### Work required
Report how many lines hold the word "this"; give nothing but the number.

(Dataset items)
[Start]

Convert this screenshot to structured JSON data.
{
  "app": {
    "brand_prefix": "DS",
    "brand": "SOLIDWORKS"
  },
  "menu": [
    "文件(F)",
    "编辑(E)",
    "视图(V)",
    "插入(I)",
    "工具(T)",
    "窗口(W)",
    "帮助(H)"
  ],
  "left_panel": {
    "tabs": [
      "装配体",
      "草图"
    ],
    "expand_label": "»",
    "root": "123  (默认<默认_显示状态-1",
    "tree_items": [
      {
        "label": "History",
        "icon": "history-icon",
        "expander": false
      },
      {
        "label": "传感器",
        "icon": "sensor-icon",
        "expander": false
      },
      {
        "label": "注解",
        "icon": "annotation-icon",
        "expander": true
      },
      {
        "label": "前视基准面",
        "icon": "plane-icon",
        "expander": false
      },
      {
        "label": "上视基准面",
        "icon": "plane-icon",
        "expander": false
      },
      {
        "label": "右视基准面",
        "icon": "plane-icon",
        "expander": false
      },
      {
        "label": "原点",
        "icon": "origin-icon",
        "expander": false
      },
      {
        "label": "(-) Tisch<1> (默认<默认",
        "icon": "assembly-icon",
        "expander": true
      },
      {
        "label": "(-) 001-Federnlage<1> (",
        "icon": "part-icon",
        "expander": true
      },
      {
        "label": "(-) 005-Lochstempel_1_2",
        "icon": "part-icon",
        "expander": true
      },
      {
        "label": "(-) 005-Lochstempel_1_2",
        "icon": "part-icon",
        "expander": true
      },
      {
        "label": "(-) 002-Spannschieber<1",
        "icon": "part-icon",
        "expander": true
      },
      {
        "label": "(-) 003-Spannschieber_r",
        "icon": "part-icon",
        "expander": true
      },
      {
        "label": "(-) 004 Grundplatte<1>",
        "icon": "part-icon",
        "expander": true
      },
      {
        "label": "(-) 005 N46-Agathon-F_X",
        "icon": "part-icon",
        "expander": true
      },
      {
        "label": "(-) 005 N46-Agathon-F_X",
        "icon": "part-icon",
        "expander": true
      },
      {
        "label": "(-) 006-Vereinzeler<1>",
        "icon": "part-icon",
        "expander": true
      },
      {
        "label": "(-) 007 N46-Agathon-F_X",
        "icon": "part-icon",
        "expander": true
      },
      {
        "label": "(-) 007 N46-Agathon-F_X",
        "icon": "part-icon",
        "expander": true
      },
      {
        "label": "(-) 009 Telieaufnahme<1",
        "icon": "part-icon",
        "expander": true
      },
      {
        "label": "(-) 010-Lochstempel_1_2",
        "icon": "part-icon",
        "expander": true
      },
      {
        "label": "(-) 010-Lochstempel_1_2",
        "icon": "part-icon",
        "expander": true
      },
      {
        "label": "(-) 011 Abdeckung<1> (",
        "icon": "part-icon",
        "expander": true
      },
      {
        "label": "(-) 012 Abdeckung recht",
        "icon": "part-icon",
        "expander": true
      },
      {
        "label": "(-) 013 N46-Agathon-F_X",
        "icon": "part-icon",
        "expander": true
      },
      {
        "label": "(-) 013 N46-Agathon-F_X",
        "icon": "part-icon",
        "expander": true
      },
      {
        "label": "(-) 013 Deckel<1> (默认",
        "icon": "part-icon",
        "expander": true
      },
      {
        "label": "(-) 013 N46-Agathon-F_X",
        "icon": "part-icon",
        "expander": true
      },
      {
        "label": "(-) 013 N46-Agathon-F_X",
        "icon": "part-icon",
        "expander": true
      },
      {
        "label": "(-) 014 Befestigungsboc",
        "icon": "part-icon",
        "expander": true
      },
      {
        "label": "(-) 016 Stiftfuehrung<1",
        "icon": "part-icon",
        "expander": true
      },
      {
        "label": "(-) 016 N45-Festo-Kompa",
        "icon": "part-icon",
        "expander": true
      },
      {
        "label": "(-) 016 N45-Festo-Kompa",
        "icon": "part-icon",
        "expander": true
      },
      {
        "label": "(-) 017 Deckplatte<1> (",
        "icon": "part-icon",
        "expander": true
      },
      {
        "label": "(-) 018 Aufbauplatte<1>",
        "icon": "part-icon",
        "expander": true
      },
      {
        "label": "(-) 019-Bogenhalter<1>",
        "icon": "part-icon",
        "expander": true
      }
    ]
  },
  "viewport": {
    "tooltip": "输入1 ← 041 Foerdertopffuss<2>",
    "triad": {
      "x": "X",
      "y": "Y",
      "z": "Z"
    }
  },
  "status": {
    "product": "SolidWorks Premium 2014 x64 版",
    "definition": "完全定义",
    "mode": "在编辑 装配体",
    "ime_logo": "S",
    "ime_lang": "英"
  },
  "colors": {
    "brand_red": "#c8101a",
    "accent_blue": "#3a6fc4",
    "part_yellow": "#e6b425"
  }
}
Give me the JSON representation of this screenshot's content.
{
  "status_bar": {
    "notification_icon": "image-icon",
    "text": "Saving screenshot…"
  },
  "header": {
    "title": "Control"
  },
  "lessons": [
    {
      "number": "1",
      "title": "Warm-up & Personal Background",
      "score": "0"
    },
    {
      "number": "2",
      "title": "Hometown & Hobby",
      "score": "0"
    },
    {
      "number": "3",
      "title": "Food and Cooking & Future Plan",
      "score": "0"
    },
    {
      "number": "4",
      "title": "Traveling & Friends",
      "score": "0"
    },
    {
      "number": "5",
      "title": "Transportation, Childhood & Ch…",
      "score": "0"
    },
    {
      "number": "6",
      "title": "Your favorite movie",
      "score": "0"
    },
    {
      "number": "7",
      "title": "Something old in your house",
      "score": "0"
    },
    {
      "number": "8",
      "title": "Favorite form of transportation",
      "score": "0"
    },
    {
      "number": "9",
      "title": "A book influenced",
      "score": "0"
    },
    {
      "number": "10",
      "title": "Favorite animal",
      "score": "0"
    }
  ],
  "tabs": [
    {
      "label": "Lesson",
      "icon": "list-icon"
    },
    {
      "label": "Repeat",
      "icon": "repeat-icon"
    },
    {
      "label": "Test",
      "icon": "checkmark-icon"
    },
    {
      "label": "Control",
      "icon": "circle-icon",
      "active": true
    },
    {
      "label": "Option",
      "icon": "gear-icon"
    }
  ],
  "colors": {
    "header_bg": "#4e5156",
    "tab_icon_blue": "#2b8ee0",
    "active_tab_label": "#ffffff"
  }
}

[End]

### Exercise result
2